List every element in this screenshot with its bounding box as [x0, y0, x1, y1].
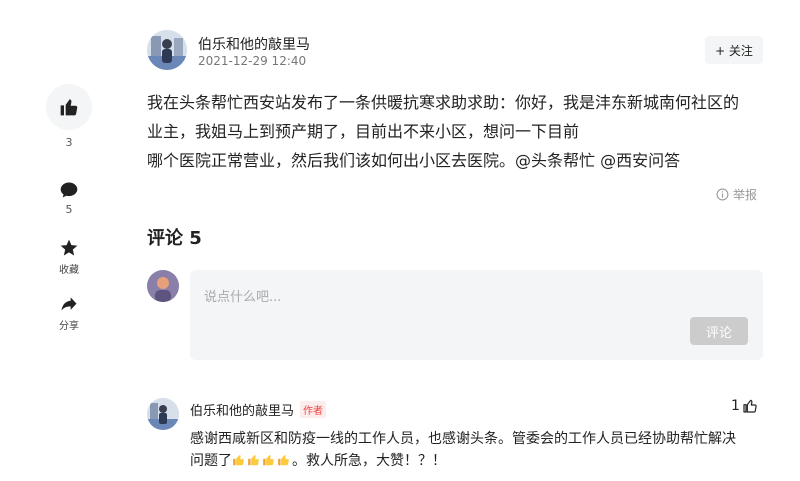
comment-like-button[interactable]: 1 [731, 398, 758, 414]
post-time: 2021-12-29 12:40 [198, 54, 307, 68]
comment-text-line: 问题了 。救人所急，大赞！？！ [190, 450, 770, 472]
post-body: 我在头条帮忙西安站发布了一条供暖抗寒求助求助：你好，我是沣东新城南何社区的 业主… [147, 88, 777, 175]
follow-button[interactable]: + 关注 [705, 36, 763, 64]
comment-input[interactable] [204, 286, 744, 316]
submit-comment-button[interactable]: 评论 [690, 317, 748, 345]
thumbs-up-emoji [278, 455, 289, 466]
current-user-avatar [147, 270, 179, 302]
author-tag: 作者 [300, 401, 327, 418]
post-body-line: 我在头条帮忙西安站发布了一条供暖抗寒求助求助：你好，我是沣东新城南何社区的 [147, 93, 740, 112]
thumbs-up-emoji [233, 455, 244, 466]
comment-bubble-icon [60, 182, 78, 198]
comment-text-suffix: 。救人所急，大赞！？！ [292, 453, 446, 469]
comment-input-box: 评论 [190, 270, 763, 360]
report-label: 举报 [733, 188, 758, 202]
post-body-line: 业主，我姐马上到预产期了，目前出不来小区，想问一下目前 [147, 122, 580, 141]
thumb-up-icon [60, 99, 78, 116]
post-body-line: 哪个医院正常营业，然后我们该如何出小区去医院。@头条帮忙 @西安问答 [147, 151, 681, 170]
comment-like-count: 1 [731, 398, 740, 414]
collect-action[interactable]: 收藏 [44, 238, 94, 276]
report-link[interactable]: 举报 [716, 186, 757, 203]
comment-text: 感谢西咸新区和防疫一线的工作人员，也感谢头条。管委会的工作人员已经协助帮忙解决 … [190, 428, 770, 472]
comment-text-prefix: 问题了 [190, 453, 232, 469]
comment-action[interactable]: 5 [44, 180, 94, 216]
like-button[interactable] [46, 84, 92, 130]
like-action[interactable]: 3 [44, 84, 94, 149]
comment-author-row: 伯乐和他的敲里马 作者 [190, 400, 327, 419]
info-circle-icon [716, 188, 729, 201]
share-arrow-icon [61, 297, 77, 311]
thumbs-up-emoji [263, 455, 274, 466]
comment-author-name[interactable]: 伯乐和他的敲里马 [190, 400, 294, 419]
share-label: 分享 [59, 321, 79, 332]
author-avatar[interactable] [147, 30, 187, 70]
comment-text-line: 感谢西咸新区和防疫一线的工作人员，也感谢头条。管委会的工作人员已经协助帮忙解决 [190, 431, 736, 447]
author-name[interactable]: 伯乐和他的敲里马 [198, 34, 310, 54]
comment-author-avatar[interactable] [147, 398, 179, 430]
share-action[interactable]: 分享 [44, 294, 94, 332]
comment-count: 5 [65, 203, 73, 216]
star-icon [60, 239, 78, 256]
thumbs-up-emoji [248, 455, 259, 466]
collect-label: 收藏 [59, 265, 79, 276]
thumb-up-outline-icon [743, 399, 757, 413]
like-count: 3 [65, 136, 73, 149]
comments-title: 评论 5 [147, 228, 202, 249]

******************************

- [What is needed]: How many lines in the data above contain the string "thumbs", counting only case-sensitive matches? Reply with the number alone.

- [Solution for this task]: 4